=== Source data ===
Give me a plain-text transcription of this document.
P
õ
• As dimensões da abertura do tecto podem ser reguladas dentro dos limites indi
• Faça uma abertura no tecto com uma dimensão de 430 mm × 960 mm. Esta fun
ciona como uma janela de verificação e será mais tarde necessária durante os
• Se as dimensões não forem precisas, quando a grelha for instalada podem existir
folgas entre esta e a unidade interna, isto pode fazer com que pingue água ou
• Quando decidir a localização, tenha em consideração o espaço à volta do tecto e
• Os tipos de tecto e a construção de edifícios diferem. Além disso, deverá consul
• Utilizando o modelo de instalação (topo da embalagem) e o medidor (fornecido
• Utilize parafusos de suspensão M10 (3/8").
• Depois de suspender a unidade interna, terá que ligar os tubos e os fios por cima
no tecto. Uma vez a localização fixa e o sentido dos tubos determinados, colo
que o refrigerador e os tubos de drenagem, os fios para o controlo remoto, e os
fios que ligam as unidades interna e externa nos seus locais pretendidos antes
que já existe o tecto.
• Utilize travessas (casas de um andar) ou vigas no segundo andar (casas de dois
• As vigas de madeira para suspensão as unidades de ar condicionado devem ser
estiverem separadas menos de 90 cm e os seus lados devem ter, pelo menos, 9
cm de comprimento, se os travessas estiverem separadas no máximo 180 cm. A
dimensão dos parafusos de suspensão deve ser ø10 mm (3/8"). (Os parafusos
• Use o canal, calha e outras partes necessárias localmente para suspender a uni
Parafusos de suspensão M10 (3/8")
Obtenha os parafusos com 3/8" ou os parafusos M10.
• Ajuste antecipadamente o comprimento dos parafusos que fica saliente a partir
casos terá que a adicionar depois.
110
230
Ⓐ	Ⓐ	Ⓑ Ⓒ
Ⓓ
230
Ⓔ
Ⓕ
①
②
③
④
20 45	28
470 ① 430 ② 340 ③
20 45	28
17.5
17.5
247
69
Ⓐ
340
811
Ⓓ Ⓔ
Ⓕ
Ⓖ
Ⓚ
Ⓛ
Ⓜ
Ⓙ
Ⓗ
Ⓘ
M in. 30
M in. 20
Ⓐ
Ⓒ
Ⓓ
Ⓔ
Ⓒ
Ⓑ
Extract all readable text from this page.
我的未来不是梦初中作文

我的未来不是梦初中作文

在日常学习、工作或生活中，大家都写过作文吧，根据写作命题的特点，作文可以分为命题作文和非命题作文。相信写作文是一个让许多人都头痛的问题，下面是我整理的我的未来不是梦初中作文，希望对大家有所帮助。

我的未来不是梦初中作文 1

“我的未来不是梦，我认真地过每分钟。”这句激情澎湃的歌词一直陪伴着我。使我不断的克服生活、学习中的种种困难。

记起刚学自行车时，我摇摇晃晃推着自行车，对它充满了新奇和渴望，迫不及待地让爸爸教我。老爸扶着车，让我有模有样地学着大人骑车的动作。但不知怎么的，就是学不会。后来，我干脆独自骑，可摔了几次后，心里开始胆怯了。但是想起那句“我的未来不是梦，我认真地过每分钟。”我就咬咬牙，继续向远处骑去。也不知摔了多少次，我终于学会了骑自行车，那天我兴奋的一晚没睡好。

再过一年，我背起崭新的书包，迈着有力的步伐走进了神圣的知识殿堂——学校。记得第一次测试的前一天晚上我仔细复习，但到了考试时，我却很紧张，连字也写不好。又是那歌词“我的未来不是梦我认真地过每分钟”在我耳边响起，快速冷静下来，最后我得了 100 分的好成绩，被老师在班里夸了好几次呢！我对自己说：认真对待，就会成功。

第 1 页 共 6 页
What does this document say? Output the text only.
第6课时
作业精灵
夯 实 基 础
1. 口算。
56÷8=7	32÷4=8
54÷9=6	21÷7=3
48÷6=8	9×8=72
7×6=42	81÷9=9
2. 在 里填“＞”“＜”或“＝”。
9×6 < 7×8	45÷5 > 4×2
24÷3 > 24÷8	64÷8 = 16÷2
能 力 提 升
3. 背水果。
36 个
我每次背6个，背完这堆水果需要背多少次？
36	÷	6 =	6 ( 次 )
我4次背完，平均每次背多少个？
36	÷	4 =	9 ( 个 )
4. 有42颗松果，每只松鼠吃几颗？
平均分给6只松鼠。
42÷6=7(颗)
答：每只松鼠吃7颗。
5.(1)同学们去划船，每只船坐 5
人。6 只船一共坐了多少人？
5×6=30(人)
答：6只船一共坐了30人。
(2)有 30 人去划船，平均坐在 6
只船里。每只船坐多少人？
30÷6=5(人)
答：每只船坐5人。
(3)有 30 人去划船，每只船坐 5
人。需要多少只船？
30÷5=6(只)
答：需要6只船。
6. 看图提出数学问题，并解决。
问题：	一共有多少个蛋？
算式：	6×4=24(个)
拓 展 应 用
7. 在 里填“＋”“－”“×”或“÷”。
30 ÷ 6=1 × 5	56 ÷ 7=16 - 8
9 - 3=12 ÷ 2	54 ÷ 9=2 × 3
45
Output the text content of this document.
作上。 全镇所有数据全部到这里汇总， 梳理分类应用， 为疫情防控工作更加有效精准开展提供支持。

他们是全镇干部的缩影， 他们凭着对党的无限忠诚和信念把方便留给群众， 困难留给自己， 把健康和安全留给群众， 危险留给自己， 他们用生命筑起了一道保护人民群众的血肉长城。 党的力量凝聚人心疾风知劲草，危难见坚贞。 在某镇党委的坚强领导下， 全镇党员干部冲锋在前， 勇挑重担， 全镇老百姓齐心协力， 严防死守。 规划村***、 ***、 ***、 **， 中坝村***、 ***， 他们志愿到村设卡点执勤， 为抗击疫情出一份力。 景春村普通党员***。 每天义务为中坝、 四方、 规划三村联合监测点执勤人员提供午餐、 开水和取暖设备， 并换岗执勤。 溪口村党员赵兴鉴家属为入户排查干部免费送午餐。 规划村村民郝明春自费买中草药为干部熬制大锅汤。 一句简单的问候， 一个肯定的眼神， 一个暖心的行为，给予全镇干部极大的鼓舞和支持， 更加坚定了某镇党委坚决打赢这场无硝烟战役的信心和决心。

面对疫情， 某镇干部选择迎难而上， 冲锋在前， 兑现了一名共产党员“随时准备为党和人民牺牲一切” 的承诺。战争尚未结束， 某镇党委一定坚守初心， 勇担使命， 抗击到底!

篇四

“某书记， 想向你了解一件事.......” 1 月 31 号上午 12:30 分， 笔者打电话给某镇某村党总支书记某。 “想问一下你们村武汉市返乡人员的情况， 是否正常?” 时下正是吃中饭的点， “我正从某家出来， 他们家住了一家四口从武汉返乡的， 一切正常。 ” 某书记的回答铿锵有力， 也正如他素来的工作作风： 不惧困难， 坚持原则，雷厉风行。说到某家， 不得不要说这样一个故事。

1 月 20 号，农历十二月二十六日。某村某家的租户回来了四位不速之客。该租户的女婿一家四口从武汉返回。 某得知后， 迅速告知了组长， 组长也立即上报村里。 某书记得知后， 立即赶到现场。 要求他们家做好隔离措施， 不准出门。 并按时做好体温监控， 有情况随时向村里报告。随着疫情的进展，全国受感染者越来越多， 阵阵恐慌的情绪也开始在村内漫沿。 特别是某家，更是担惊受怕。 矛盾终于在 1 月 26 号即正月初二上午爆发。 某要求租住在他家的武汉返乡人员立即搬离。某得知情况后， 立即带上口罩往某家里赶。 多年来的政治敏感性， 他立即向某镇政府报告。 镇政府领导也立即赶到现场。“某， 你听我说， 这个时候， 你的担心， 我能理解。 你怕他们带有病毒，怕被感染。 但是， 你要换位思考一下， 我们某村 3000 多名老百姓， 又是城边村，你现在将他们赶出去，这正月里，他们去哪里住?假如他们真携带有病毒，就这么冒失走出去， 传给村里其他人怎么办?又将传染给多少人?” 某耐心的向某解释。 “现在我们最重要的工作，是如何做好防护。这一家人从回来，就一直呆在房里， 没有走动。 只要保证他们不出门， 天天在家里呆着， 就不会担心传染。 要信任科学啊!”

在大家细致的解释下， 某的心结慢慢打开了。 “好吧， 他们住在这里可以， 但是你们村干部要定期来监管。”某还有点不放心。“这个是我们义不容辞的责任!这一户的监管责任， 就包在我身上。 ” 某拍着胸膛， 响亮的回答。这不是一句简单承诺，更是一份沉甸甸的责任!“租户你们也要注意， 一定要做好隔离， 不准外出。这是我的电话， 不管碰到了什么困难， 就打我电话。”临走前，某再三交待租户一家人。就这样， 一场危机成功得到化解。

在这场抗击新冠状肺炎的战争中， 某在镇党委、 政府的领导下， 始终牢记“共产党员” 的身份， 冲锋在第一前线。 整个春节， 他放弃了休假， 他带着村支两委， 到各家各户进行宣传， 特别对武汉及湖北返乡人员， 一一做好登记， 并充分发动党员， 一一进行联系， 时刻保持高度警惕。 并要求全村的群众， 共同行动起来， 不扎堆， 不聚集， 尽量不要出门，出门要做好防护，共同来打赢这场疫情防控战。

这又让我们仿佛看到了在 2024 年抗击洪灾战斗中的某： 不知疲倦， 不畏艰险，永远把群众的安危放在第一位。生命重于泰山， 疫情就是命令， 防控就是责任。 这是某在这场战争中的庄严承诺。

=== Objective ===
In the material above, tally every line with the string "document" in it, then give that number alone.

=== Answer ===
3